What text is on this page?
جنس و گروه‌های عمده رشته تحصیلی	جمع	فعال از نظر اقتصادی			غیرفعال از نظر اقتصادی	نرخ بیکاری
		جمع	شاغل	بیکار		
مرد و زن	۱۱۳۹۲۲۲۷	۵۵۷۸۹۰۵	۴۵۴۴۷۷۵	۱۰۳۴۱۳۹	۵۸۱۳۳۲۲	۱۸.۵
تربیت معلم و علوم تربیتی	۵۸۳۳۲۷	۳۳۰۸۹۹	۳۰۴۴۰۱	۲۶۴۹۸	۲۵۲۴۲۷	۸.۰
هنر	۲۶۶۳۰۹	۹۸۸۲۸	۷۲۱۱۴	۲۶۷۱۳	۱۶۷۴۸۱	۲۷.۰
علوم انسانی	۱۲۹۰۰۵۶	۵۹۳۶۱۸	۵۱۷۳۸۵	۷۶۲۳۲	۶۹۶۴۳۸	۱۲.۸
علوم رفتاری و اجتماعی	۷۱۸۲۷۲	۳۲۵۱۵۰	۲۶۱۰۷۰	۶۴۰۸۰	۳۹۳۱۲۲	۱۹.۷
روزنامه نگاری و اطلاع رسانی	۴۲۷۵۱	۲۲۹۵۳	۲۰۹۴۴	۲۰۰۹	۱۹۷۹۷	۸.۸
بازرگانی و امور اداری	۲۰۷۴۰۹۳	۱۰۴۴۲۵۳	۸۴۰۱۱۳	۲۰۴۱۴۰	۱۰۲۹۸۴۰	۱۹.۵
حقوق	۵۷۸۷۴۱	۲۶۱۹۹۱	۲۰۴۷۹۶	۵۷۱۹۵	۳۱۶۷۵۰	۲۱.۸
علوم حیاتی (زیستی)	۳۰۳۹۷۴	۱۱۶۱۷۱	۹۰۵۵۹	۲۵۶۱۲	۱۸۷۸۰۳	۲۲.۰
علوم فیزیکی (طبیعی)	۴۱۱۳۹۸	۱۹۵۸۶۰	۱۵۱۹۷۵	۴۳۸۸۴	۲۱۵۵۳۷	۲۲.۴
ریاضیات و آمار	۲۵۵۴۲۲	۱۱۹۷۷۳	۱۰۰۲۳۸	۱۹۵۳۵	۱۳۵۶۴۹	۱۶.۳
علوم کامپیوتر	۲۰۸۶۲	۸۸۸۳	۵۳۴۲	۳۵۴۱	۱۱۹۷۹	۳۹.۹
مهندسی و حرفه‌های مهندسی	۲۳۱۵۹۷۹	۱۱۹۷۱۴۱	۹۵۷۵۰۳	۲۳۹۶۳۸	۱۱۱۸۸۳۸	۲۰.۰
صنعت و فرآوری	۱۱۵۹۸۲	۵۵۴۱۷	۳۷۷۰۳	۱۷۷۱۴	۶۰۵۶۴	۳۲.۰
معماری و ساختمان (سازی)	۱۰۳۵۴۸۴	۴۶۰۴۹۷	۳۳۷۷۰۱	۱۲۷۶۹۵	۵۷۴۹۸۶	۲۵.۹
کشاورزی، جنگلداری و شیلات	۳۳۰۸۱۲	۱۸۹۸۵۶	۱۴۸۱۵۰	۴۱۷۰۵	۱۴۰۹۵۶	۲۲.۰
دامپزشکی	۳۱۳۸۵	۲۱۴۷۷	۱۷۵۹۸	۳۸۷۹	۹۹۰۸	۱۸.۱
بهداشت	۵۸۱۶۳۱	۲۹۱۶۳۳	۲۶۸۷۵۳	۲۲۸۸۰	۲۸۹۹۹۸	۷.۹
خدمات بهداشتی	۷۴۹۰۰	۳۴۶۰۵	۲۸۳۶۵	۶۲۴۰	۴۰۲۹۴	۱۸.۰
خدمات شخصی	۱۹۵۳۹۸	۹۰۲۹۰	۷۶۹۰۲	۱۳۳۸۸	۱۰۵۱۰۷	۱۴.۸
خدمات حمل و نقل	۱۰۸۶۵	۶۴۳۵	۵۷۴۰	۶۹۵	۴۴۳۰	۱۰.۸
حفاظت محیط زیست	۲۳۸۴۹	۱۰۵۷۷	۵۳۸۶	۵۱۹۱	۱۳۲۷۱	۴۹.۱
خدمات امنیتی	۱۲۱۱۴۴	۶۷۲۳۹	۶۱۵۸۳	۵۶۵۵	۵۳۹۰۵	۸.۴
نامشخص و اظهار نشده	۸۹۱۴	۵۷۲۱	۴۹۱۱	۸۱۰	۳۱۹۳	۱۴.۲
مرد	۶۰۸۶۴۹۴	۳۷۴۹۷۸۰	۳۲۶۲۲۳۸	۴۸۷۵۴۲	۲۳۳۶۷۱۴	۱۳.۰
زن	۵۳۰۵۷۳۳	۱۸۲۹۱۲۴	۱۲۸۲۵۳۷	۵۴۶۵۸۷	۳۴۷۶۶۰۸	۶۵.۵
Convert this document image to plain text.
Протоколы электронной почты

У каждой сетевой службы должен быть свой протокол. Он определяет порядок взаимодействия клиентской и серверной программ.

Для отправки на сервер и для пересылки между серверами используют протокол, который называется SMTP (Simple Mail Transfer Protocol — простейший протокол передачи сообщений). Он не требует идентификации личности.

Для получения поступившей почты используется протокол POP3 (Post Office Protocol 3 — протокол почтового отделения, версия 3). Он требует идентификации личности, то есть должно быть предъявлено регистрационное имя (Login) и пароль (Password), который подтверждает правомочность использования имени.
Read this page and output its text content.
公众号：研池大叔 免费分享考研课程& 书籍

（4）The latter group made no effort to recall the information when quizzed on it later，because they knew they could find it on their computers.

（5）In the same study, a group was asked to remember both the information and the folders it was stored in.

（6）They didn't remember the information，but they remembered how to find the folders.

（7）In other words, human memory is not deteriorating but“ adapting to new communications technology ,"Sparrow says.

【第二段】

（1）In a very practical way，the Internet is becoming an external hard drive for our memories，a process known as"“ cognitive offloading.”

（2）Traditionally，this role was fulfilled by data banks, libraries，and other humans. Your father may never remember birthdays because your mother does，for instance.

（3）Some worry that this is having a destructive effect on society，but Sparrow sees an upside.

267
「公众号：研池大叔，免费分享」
::::::::::
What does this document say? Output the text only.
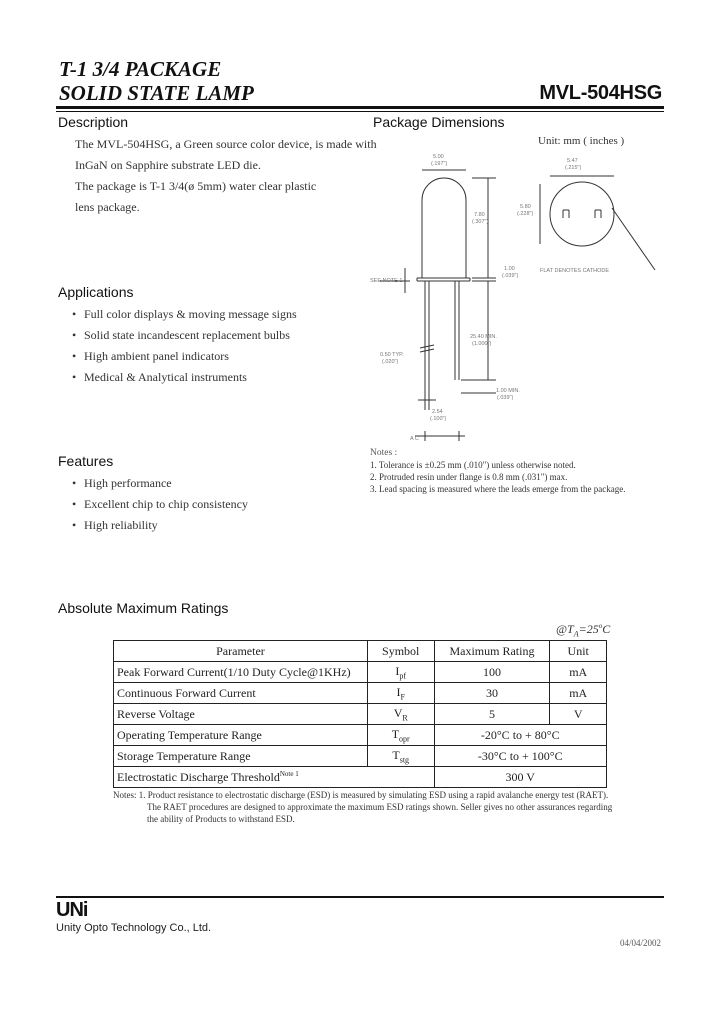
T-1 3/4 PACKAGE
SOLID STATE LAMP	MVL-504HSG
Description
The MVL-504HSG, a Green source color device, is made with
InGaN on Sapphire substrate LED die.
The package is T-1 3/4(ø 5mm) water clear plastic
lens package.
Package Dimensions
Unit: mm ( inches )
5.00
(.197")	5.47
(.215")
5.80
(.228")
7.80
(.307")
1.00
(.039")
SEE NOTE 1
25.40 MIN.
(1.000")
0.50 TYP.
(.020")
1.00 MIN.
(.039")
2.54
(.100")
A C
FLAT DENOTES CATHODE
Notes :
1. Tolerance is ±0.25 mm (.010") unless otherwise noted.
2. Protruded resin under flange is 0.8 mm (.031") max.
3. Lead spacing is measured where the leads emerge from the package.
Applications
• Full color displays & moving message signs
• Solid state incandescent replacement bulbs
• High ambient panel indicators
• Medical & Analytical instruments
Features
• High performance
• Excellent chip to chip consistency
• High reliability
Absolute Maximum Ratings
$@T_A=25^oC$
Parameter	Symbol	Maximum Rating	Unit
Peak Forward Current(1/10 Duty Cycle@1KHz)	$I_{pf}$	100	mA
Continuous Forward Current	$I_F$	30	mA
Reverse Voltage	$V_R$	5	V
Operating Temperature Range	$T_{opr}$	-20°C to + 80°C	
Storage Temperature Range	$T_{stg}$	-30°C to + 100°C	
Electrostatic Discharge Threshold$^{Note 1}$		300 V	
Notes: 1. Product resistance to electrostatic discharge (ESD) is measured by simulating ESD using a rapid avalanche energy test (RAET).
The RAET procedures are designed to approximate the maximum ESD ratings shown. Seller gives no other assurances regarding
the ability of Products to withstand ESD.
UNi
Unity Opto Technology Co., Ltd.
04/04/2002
::::::::::
**INSTRUCTION**
Where a line above includes "information", copy that line.

**TASK SOLUTION**
（4）The latter group made no effort to recall the information when quizzed on it later，because they knew they could find it on their computers.
（5）In the same study, a group was asked to remember both the information and the folders it was stored in.
（6）They didn't remember the information，but they remembered how to find the folders.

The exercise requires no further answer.